== The exercise ==
List each line of the data that holds the string "JSON", please.

━━━━━━━━━━━━━━━━

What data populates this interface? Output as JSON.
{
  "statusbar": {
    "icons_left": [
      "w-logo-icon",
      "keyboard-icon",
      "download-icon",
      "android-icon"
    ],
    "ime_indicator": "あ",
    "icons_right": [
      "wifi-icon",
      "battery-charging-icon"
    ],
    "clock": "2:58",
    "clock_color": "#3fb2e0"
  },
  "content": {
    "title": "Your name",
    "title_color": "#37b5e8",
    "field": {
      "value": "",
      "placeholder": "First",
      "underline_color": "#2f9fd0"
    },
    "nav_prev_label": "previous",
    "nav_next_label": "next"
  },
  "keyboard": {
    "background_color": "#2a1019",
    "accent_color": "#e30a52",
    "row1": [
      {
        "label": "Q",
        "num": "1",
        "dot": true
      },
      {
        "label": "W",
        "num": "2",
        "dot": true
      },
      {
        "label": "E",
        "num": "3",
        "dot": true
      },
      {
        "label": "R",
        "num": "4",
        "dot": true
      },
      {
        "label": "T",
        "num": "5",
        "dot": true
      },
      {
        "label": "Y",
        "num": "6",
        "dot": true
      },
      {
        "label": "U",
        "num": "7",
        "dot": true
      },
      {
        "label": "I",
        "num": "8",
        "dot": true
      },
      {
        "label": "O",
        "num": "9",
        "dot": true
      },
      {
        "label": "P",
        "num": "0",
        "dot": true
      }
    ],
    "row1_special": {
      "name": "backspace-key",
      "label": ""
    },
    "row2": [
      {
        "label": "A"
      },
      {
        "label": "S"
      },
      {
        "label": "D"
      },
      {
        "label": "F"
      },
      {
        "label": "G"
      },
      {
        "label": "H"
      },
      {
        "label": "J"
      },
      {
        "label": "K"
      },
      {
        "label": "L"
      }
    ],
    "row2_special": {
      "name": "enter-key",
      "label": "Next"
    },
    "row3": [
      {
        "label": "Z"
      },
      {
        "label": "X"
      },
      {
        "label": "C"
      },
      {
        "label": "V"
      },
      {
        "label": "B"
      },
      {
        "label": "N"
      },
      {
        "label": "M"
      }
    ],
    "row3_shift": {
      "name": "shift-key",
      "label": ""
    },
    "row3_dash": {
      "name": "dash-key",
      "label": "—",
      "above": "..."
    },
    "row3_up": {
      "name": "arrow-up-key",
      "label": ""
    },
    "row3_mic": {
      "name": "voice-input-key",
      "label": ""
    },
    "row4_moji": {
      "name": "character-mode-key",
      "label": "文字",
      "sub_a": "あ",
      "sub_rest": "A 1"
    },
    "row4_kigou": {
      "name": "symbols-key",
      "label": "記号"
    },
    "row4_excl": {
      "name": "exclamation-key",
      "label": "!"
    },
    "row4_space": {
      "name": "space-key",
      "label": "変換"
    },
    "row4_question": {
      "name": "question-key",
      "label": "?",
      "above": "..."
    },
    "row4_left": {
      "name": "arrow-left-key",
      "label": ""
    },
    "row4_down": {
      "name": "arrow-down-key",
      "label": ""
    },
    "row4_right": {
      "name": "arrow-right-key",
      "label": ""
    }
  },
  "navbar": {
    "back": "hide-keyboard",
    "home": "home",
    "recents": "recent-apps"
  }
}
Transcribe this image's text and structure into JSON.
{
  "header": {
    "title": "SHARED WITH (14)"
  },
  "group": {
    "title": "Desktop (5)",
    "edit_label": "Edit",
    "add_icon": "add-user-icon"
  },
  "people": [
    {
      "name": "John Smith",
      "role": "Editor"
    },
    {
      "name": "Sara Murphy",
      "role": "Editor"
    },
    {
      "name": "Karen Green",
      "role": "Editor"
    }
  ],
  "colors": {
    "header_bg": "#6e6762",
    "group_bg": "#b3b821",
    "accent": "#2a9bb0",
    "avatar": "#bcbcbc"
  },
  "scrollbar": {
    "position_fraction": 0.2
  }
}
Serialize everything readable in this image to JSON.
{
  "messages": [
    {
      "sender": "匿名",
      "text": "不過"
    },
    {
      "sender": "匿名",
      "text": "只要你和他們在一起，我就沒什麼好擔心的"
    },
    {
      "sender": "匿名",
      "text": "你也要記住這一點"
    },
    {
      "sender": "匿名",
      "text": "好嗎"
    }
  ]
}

━━━━━━━━━━━━━━━━

== Problem solution ==
What data populates this interface? Output as JSON.
Transcribe this image's text and structure into JSON.
Serialize everything readable in this image to JSON.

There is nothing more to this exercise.